■ EXERCISE INSTRUCTIONS ■
Tally the lines of the listing that contain the word "märkena", then give the total and nothing else.

+ + +

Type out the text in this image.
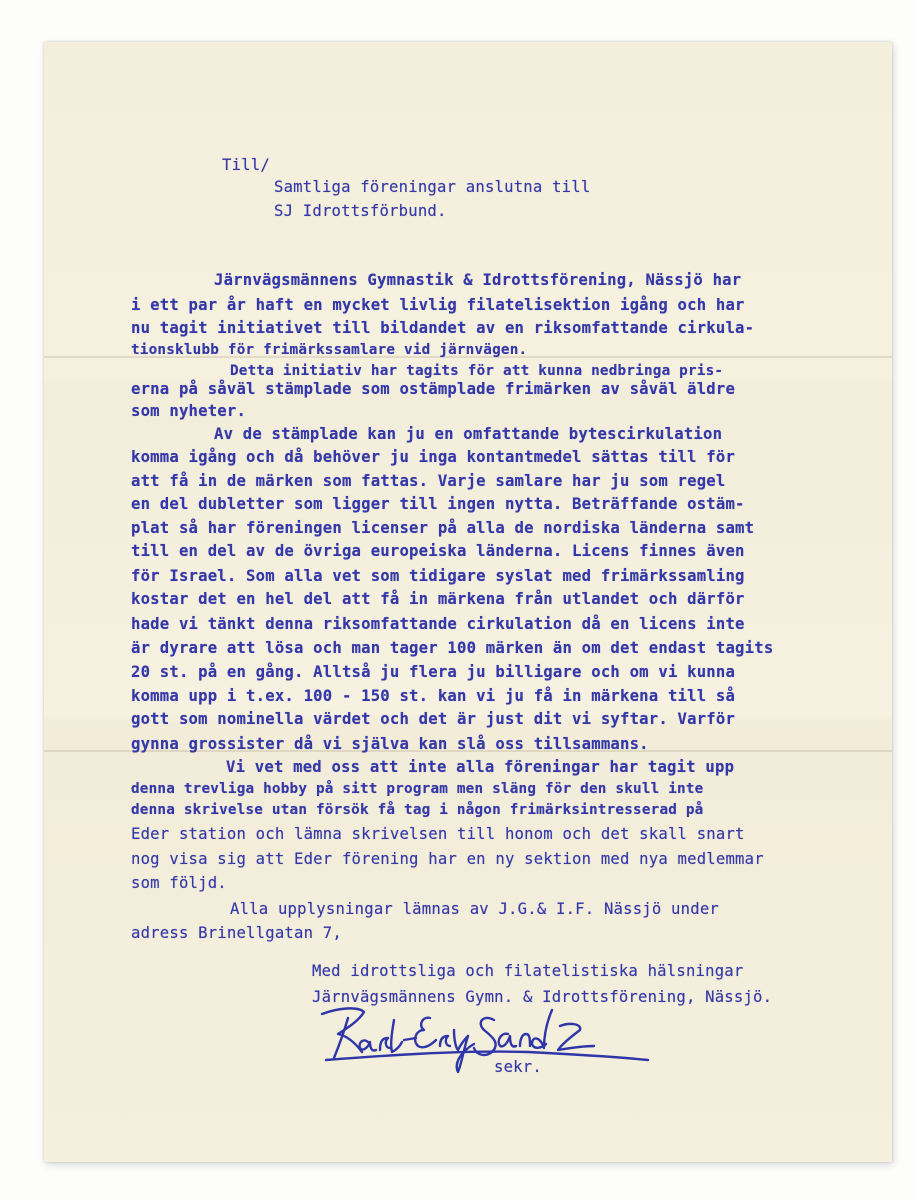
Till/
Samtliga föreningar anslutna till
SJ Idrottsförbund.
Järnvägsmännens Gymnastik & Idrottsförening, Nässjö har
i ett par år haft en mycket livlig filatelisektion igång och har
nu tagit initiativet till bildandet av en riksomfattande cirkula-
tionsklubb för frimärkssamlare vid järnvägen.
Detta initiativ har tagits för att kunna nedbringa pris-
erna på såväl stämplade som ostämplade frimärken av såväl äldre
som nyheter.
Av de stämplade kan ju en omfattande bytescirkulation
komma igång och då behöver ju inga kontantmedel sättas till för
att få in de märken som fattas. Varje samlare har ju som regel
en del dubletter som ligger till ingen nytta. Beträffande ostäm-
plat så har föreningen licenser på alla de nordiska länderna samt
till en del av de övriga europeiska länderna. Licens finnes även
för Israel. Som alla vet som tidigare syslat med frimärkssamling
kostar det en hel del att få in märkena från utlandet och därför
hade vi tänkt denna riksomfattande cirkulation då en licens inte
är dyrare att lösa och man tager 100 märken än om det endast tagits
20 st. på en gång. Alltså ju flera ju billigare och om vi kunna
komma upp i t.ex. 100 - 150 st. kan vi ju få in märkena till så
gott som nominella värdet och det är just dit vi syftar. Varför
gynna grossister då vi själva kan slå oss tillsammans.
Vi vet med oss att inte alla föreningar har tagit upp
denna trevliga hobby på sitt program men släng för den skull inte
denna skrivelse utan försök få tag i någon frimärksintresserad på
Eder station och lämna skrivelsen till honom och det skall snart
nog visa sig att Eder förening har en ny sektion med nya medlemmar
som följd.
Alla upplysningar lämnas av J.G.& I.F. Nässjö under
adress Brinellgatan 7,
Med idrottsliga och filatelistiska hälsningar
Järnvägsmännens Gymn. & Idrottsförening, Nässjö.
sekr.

+ + +

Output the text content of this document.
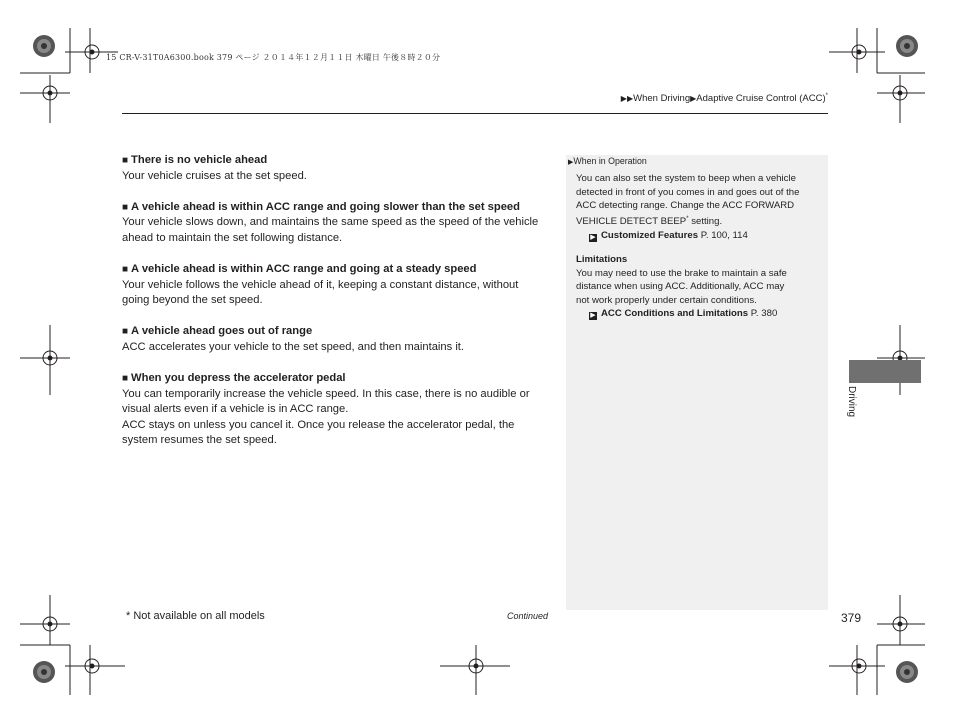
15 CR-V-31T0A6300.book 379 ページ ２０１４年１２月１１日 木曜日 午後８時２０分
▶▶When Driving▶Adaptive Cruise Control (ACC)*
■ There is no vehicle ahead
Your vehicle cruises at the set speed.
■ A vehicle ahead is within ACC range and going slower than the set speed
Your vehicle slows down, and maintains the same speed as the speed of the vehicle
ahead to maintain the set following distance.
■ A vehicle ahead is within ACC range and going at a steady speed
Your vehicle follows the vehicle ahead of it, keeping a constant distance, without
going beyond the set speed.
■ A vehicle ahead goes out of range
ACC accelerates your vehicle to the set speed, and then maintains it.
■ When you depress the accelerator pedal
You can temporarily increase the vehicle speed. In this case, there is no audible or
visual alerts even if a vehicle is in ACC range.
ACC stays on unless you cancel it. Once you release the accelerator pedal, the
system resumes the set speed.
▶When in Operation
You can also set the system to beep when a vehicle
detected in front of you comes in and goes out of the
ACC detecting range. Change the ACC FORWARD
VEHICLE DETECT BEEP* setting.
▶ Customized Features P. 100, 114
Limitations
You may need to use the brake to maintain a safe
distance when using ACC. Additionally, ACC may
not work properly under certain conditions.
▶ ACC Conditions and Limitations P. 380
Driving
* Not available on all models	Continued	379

+ + +

■ PROBLEM SOLUTION ■
2